== Problem details ==
Copy all the entries below exactly, but not the pictures.

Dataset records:

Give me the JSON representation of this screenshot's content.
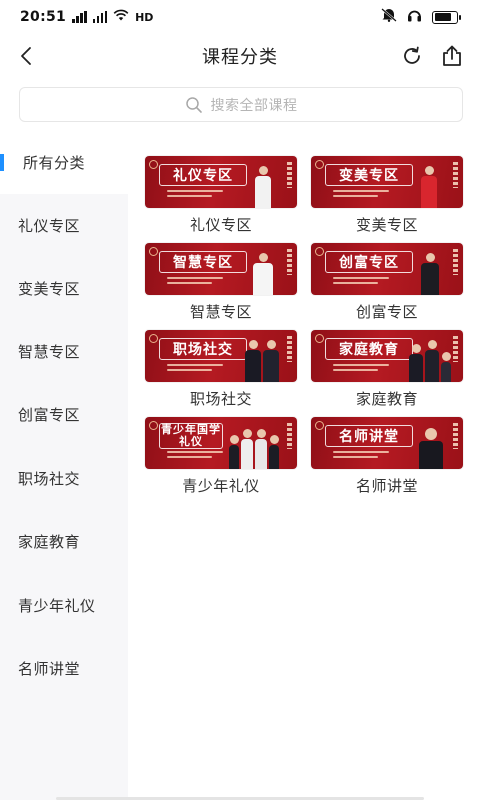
{
  "status_bar": {
    "time": "20:51",
    "network": "HD"
  },
  "nav": {
    "title": "课程分类",
    "icons": {
      "back": "chevron-left-icon",
      "refresh": "refresh-icon",
      "share": "share-icon"
    }
  },
  "search": {
    "placeholder": "搜索全部课程"
  },
  "sidebar": {
    "items": [
      {
        "label": "所有分类",
        "active": true
      },
      {
        "label": "礼仪专区"
      },
      {
        "label": "变美专区"
      },
      {
        "label": "智慧专区"
      },
      {
        "label": "创富专区"
      },
      {
        "label": "职场社交"
      },
      {
        "label": "家庭教育"
      },
      {
        "label": "青少年礼仪"
      },
      {
        "label": "名师讲堂"
      }
    ]
  },
  "grid": {
    "items": [
      {
        "label": "礼仪专区",
        "banner": "礼仪专区"
      },
      {
        "label": "变美专区",
        "banner": "变美专区"
      },
      {
        "label": "智慧专区",
        "banner": "智慧专区"
      },
      {
        "label": "创富专区",
        "banner": "创富专区"
      },
      {
        "label": "职场社交",
        "banner": "职场社交"
      },
      {
        "label": "家庭教育",
        "banner": "家庭教育"
      },
      {
        "label": "青少年礼仪",
        "banner": "青少年国学礼仪"
      },
      {
        "label": "名师讲堂",
        "banner": "名师讲堂"
      }
    ]
  },
  "colors": {
    "accent": "#1e90ff",
    "banner_red": "#b51a22",
    "sidebar_bg": "#f7f7f9"
  }
}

== Solution to the problem ==
Give me the JSON representation of this screenshot's content.
{
  "status_bar": {
    "time": "20:51",
    "network": "HD"
  },
  "nav": {
    "title": "课程分类",
    "icons": {
      "back": "chevron-left-icon",
      "refresh": "refresh-icon",
      "share": "share-icon"
    }
  },
  "search": {
    "placeholder": "搜索全部课程"
  },
  "sidebar": {
    "items": [
      {
        "label": "所有分类",
        "active": true
      },
      {
        "label": "礼仪专区"
      },
      {
        "label": "变美专区"
      },
      {
        "label": "智慧专区"
      },
      {
        "label": "创富专区"
      },
      {
        "label": "职场社交"
      },
      {
        "label": "家庭教育"
      },
      {
        "label": "青少年礼仪"
      },
      {
        "label": "名师讲堂"
      }
    ]
  },
  "grid": {
    "items": [
      {
        "label": "礼仪专区",
        "banner": "礼仪专区"
      },
      {
        "label": "变美专区",
        "banner": "变美专区"
      },
      {
        "label": "智慧专区",
        "banner": "智慧专区"
      },
      {
        "label": "创富专区",
        "banner": "创富专区"
      },
      {
        "label": "职场社交",
        "banner": "职场社交"
      },
      {
        "label": "家庭教育",
        "banner": "家庭教育"
      },
      {
        "label": "青少年礼仪",
        "banner": "青少年国学礼仪"
      },
      {
        "label": "名师讲堂",
        "banner": "名师讲堂"
      }
    ]
  },
  "colors": {
    "accent": "#1e90ff",
    "banner_red": "#b51a22",
    "sidebar_bg": "#f7f7f9"
  }
}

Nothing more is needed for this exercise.